[Data entries]
- - - - - - -

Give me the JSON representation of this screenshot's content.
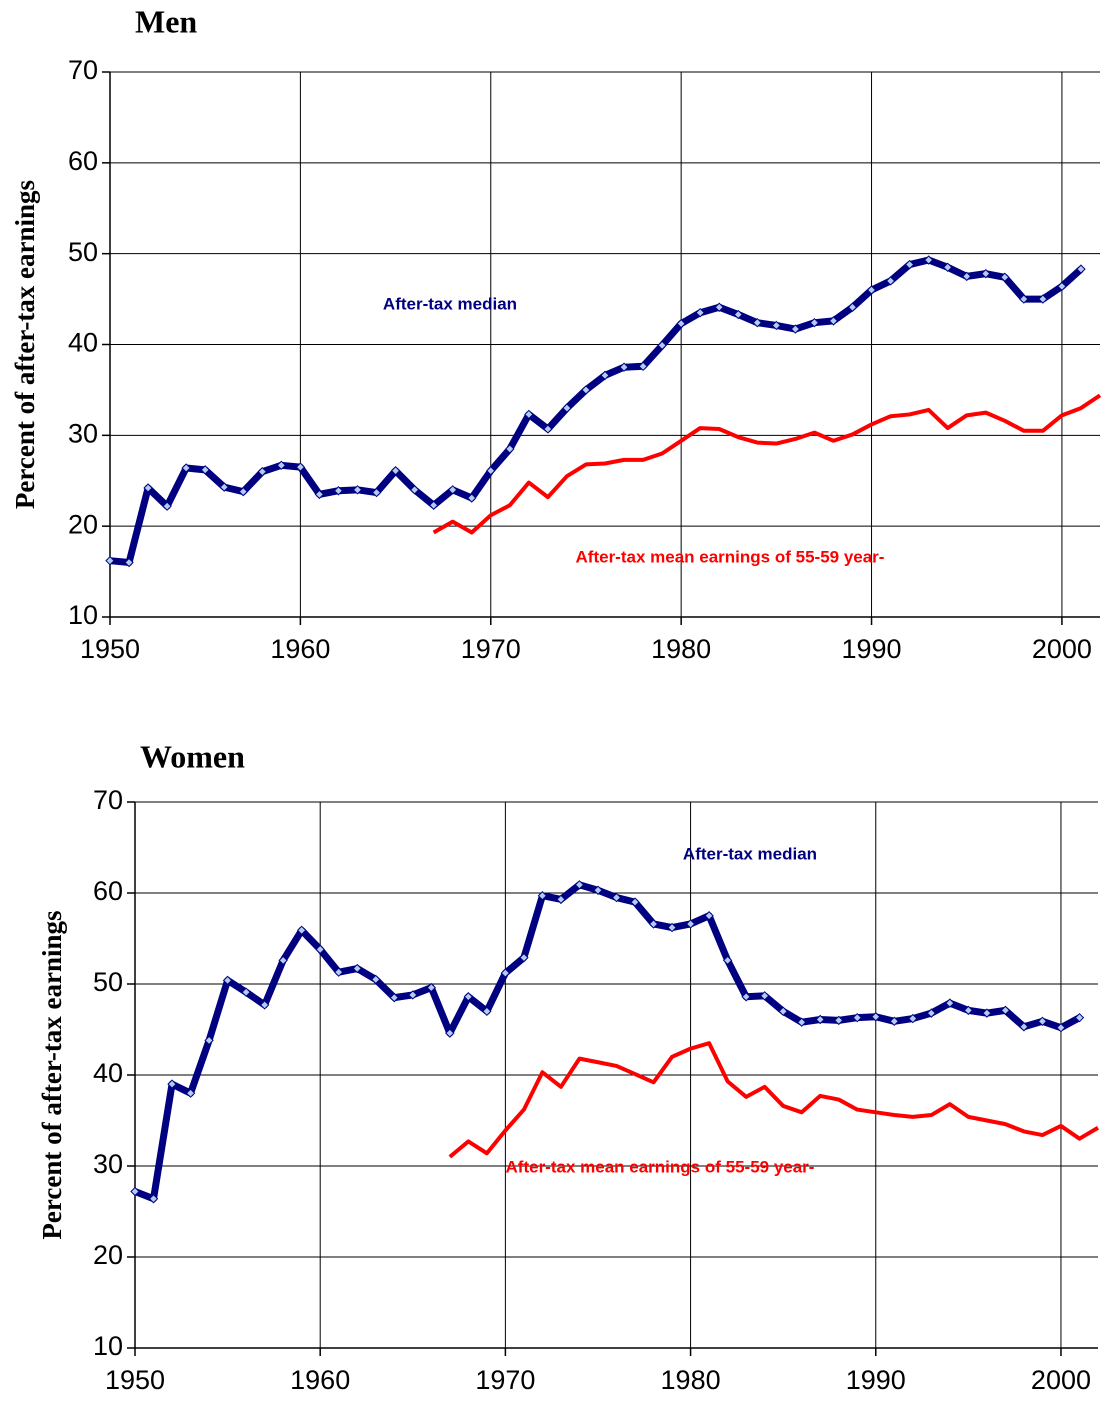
{
  "chart_data": [
    {
      "type": "line",
      "title": "Men",
      "y_label": "Percent of after-tax earnings",
      "xlim": [
        1950,
        2002
      ],
      "xticks": [
        1950,
        1960,
        1970,
        1980,
        1990,
        2000
      ],
      "ylim": [
        10,
        70
      ],
      "yticks": [
        10,
        20,
        30,
        40,
        50,
        60,
        70
      ],
      "grid": true,
      "series": [
        {
          "name": "After-tax median",
          "color": "#000080",
          "marker_color": "#b0cdf0",
          "x": [
            1950,
            1951,
            1952,
            1953,
            1954,
            1955,
            1956,
            1957,
            1958,
            1959,
            1960,
            1961,
            1962,
            1963,
            1964,
            1965,
            1966,
            1967,
            1968,
            1969,
            1970,
            1971,
            1972,
            1973,
            1974,
            1975,
            1976,
            1977,
            1978,
            1979,
            1980,
            1981,
            1982,
            1983,
            1984,
            1985,
            1986,
            1987,
            1988,
            1989,
            1990,
            1991,
            1992,
            1993,
            1994,
            1995,
            1996,
            1997,
            1998,
            1999,
            2000,
            2001
          ],
          "values": [
            16.2,
            16.0,
            24.2,
            22.2,
            26.4,
            26.2,
            24.3,
            23.8,
            26.0,
            26.7,
            26.5,
            23.5,
            23.9,
            24.0,
            23.7,
            26.1,
            24.0,
            22.3,
            24.0,
            23.1,
            26.1,
            28.5,
            32.3,
            30.7,
            33.0,
            35.0,
            36.6,
            37.5,
            37.6,
            39.9,
            42.3,
            43.5,
            44.1,
            43.3,
            42.4,
            42.1,
            41.7,
            42.4,
            42.6,
            44.1,
            46.0,
            47.0,
            48.8,
            49.3,
            48.5,
            47.5,
            47.8,
            47.4,
            45.0,
            45.0,
            46.4,
            48.3
          ]
        },
        {
          "name": "After-tax mean earnings of 55-59 year-",
          "color": "#ff0000",
          "x": [
            1967,
            1968,
            1969,
            1970,
            1971,
            1972,
            1973,
            1974,
            1975,
            1976,
            1977,
            1978,
            1979,
            1980,
            1981,
            1982,
            1983,
            1984,
            1985,
            1986,
            1987,
            1988,
            1989,
            1990,
            1991,
            1992,
            1993,
            1994,
            1995,
            1996,
            1997,
            1998,
            1999,
            2000,
            2001,
            2002
          ],
          "values": [
            19.3,
            20.5,
            19.3,
            21.2,
            22.3,
            24.8,
            23.2,
            25.5,
            26.8,
            26.9,
            27.3,
            27.3,
            28.0,
            29.4,
            30.8,
            30.7,
            29.8,
            29.2,
            29.1,
            29.6,
            30.3,
            29.4,
            30.1,
            31.2,
            32.1,
            32.3,
            32.8,
            30.8,
            32.2,
            32.5,
            31.6,
            30.5,
            30.5,
            32.2,
            33.0,
            34.4
          ]
        }
      ]
    },
    {
      "type": "line",
      "title": "Women",
      "y_label": "Percent of after-tax earnings",
      "xlim": [
        1950,
        2002
      ],
      "xticks": [
        1950,
        1960,
        1970,
        1980,
        1990,
        2000
      ],
      "ylim": [
        10,
        70
      ],
      "yticks": [
        10,
        20,
        30,
        40,
        50,
        60,
        70
      ],
      "grid": true,
      "series": [
        {
          "name": "After-tax median",
          "color": "#000080",
          "marker_color": "#b0cdf0",
          "x": [
            1950,
            1951,
            1952,
            1953,
            1954,
            1955,
            1956,
            1957,
            1958,
            1959,
            1960,
            1961,
            1962,
            1963,
            1964,
            1965,
            1966,
            1967,
            1968,
            1969,
            1970,
            1971,
            1972,
            1973,
            1974,
            1975,
            1976,
            1977,
            1978,
            1979,
            1980,
            1981,
            1982,
            1983,
            1984,
            1985,
            1986,
            1987,
            1988,
            1989,
            1990,
            1991,
            1992,
            1993,
            1994,
            1995,
            1996,
            1997,
            1998,
            1999,
            2000,
            2001
          ],
          "values": [
            27.2,
            26.4,
            39.0,
            38.0,
            43.8,
            50.4,
            49.1,
            47.7,
            52.6,
            55.9,
            53.8,
            51.3,
            51.7,
            50.5,
            48.5,
            48.8,
            49.6,
            44.6,
            48.6,
            47.0,
            51.2,
            52.9,
            59.7,
            59.3,
            60.9,
            60.3,
            59.5,
            59.0,
            56.6,
            56.2,
            56.6,
            57.5,
            52.6,
            48.6,
            48.7,
            47.0,
            45.8,
            46.1,
            46.0,
            46.3,
            46.4,
            45.9,
            46.2,
            46.8,
            47.9,
            47.1,
            46.8,
            47.1,
            45.3,
            45.9,
            45.2,
            46.3
          ]
        },
        {
          "name": "After-tax mean earnings of 55-59 year-",
          "color": "#ff0000",
          "x": [
            1967,
            1968,
            1969,
            1970,
            1971,
            1972,
            1973,
            1974,
            1975,
            1976,
            1977,
            1978,
            1979,
            1980,
            1981,
            1982,
            1983,
            1984,
            1985,
            1986,
            1987,
            1988,
            1989,
            1990,
            1991,
            1992,
            1993,
            1994,
            1995,
            1996,
            1997,
            1998,
            1999,
            2000,
            2001,
            2002
          ],
          "values": [
            31.0,
            32.7,
            31.4,
            33.9,
            36.2,
            40.3,
            38.7,
            41.8,
            41.4,
            41.0,
            40.1,
            39.2,
            42.0,
            42.9,
            43.5,
            39.3,
            37.6,
            38.7,
            36.6,
            35.9,
            37.7,
            37.3,
            36.2,
            35.9,
            35.6,
            35.4,
            35.6,
            36.8,
            35.4,
            35.0,
            34.6,
            33.8,
            33.4,
            34.4,
            33.0,
            34.2
          ]
        }
      ]
    }
  ]
}
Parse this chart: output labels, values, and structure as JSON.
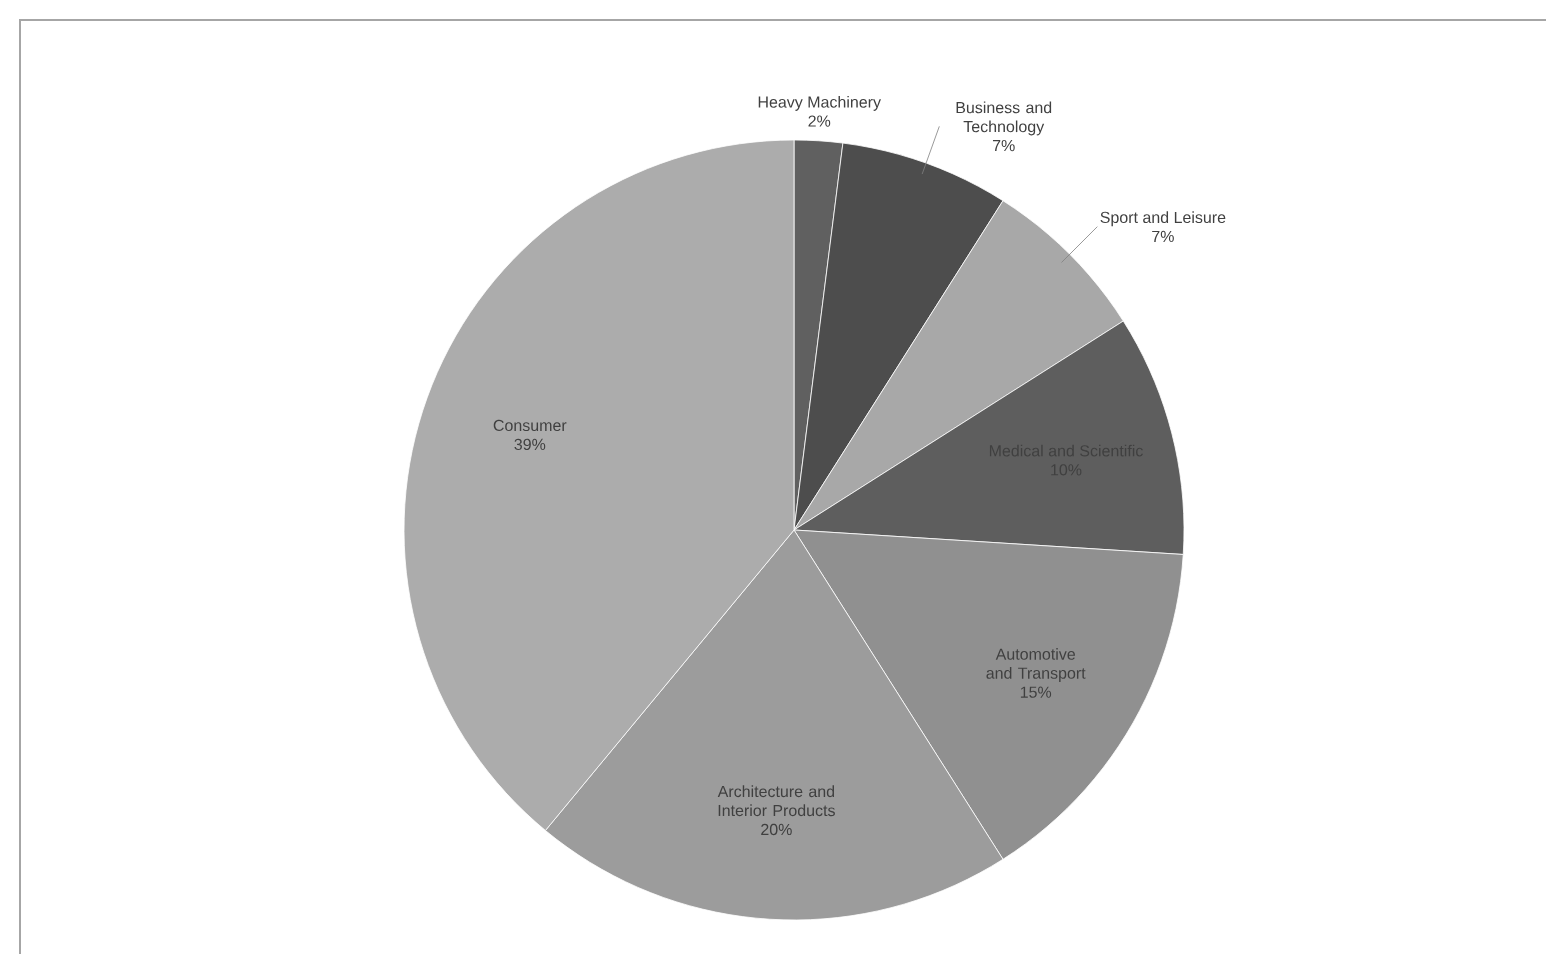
{
  "chart_data": {
    "type": "pie",
    "categories": [
      "Heavy Machinery",
      "Business and Technology",
      "Sport and Leisure",
      "Medical and Scientific",
      "Automotive and Transport",
      "Architecture and Interior Products",
      "Consumer"
    ],
    "values": [
      2,
      7,
      7,
      10,
      15,
      20,
      39
    ],
    "value_labels": [
      "2%",
      "7%",
      "7%",
      "10%",
      "15%",
      "20%",
      "39%"
    ],
    "colors": [
      "#606060",
      "#4d4d4d",
      "#a8a8a8",
      "#5e5e5e",
      "#909090",
      "#9c9c9c",
      "#acacac"
    ]
  }
}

- - - - - - -

Exercise prompt: Every line above should be returned word for word, with the pictures left behind.

The result:
Give me the JSON representation of this screenshot's content.
{
  "chart_data": [
    {
      "type": "line",
      "title": "Men",
      "y_label": "Percent of after-tax earnings",
      "xlim": [
        1950,
        2002
      ],
      "xticks": [
        1950,
        1960,
        1970,
        1980,
        1990,
        2000
      ],
      "ylim": [
        10,
        70
      ],
      "yticks": [
        10,
        20,
        30,
        40,
        50,
        60,
        70
      ],
      "grid": true,
      "series": [
        {
          "name": "After-tax median",
          "color": "#000080",
          "marker_color": "#b0cdf0",
          "x": [
            1950,
            1951,
            1952,
            1953,
            1954,
            1955,
            1956,
            1957,
            1958,
            1959,
            1960,
            1961,
            1962,
            1963,
            1964,
            1965,
            1966,
            1967,
            1968,
            1969,
            1970,
            1971,
            1972,
            1973,
            1974,
            1975,
            1976,
            1977,
            1978,
            1979,
            1980,
            1981,
            1982,
            1983,
            1984,
            1985,
            1986,
            1987,
            1988,
            1989,
            1990,
            1991,
            1992,
            1993,
            1994,
            1995,
            1996,
            1997,
            1998,
            1999,
            2000,
            2001
          ],
          "values": [
            16.2,
            16.0,
            24.2,
            22.2,
            26.4,
            26.2,
            24.3,
            23.8,
            26.0,
            26.7,
            26.5,
            23.5,
            23.9,
            24.0,
            23.7,
            26.1,
            24.0,
            22.3,
            24.0,
            23.1,
            26.1,
            28.5,
            32.3,
            30.7,
            33.0,
            35.0,
            36.6,
            37.5,
            37.6,
            39.9,
            42.3,
            43.5,
            44.1,
            43.3,
            42.4,
            42.1,
            41.7,
            42.4,
            42.6,
            44.1,
            46.0,
            47.0,
            48.8,
            49.3,
            48.5,
            47.5,
            47.8,
            47.4,
            45.0,
            45.0,
            46.4,
            48.3
          ]
        },
        {
          "name": "After-tax mean earnings of 55-59 year-",
          "color": "#ff0000",
          "x": [
            1967,
            1968,
            1969,
            1970,
            1971,
            1972,
            1973,
            1974,
            1975,
            1976,
            1977,
            1978,
            1979,
            1980,
            1981,
            1982,
            1983,
            1984,
            1985,
            1986,
            1987,
            1988,
            1989,
            1990,
            1991,
            1992,
            1993,
            1994,
            1995,
            1996,
            1997,
            1998,
            1999,
            2000,
            2001,
            2002
          ],
          "values": [
            19.3,
            20.5,
            19.3,
            21.2,
            22.3,
            24.8,
            23.2,
            25.5,
            26.8,
            26.9,
            27.3,
            27.3,
            28.0,
            29.4,
            30.8,
            30.7,
            29.8,
            29.2,
            29.1,
            29.6,
            30.3,
            29.4,
            30.1,
            31.2,
            32.1,
            32.3,
            32.8,
            30.8,
            32.2,
            32.5,
            31.6,
            30.5,
            30.5,
            32.2,
            33.0,
            34.4
          ]
        }
      ]
    },
    {
      "type": "line",
      "title": "Women",
      "y_label": "Percent of after-tax earnings",
      "xlim": [
        1950,
        2002
      ],
      "xticks": [
        1950,
        1960,
        1970,
        1980,
        1990,
        2000
      ],
      "ylim": [
        10,
        70
      ],
      "yticks": [
        10,
        20,
        30,
        40,
        50,
        60,
        70
      ],
      "grid": true,
      "series": [
        {
          "name": "After-tax median",
          "color": "#000080",
          "marker_color": "#b0cdf0",
          "x": [
            1950,
            1951,
            1952,
            1953,
            1954,
            1955,
            1956,
            1957,
            1958,
            1959,
            1960,
            1961,
            1962,
            1963,
            1964,
            1965,
            1966,
            1967,
            1968,
            1969,
            1970,
            1971,
            1972,
            1973,
            1974,
            1975,
            1976,
            1977,
            1978,
            1979,
            1980,
            1981,
            1982,
            1983,
            1984,
            1985,
            1986,
            1987,
            1988,
            1989,
            1990,
            1991,
            1992,
            1993,
            1994,
            1995,
            1996,
            1997,
            1998,
            1999,
            2000,
            2001
          ],
          "values": [
            27.2,
            26.4,
            39.0,
            38.0,
            43.8,
            50.4,
            49.1,
            47.7,
            52.6,
            55.9,
            53.8,
            51.3,
            51.7,
            50.5,
            48.5,
            48.8,
            49.6,
            44.6,
            48.6,
            47.0,
            51.2,
            52.9,
            59.7,
            59.3,
            60.9,
            60.3,
            59.5,
            59.0,
            56.6,
            56.2,
            56.6,
            57.5,
            52.6,
            48.6,
            48.7,
            47.0,
            45.8,
            46.1,
            46.0,
            46.3,
            46.4,
            45.9,
            46.2,
            46.8,
            47.9,
            47.1,
            46.8,
            47.1,
            45.3,
            45.9,
            45.2,
            46.3
          ]
        },
        {
          "name": "After-tax mean earnings of 55-59 year-",
          "color": "#ff0000",
          "x": [
            1967,
            1968,
            1969,
            1970,
            1971,
            1972,
            1973,
            1974,
            1975,
            1976,
            1977,
            1978,
            1979,
            1980,
            1981,
            1982,
            1983,
            1984,
            1985,
            1986,
            1987,
            1988,
            1989,
            1990,
            1991,
            1992,
            1993,
            1994,
            1995,
            1996,
            1997,
            1998,
            1999,
            2000,
            2001,
            2002
          ],
          "values": [
            31.0,
            32.7,
            31.4,
            33.9,
            36.2,
            40.3,
            38.7,
            41.8,
            41.4,
            41.0,
            40.1,
            39.2,
            42.0,
            42.9,
            43.5,
            39.3,
            37.6,
            38.7,
            36.6,
            35.9,
            37.7,
            37.3,
            36.2,
            35.9,
            35.6,
            35.4,
            35.6,
            36.8,
            35.4,
            35.0,
            34.6,
            33.8,
            33.4,
            34.4,
            33.0,
            34.2
          ]
        }
      ]
    }
  ]
}
Parse this chart: output labels, values, and structure as JSON.
{
  "chart_data": {
    "type": "pie",
    "categories": [
      "Heavy Machinery",
      "Business and Technology",
      "Sport and Leisure",
      "Medical and Scientific",
      "Automotive and Transport",
      "Architecture and Interior Products",
      "Consumer"
    ],
    "values": [
      2,
      7,
      7,
      10,
      15,
      20,
      39
    ],
    "value_labels": [
      "2%",
      "7%",
      "7%",
      "10%",
      "15%",
      "20%",
      "39%"
    ],
    "colors": [
      "#606060",
      "#4d4d4d",
      "#a8a8a8",
      "#5e5e5e",
      "#909090",
      "#9c9c9c",
      "#acacac"
    ]
  }
}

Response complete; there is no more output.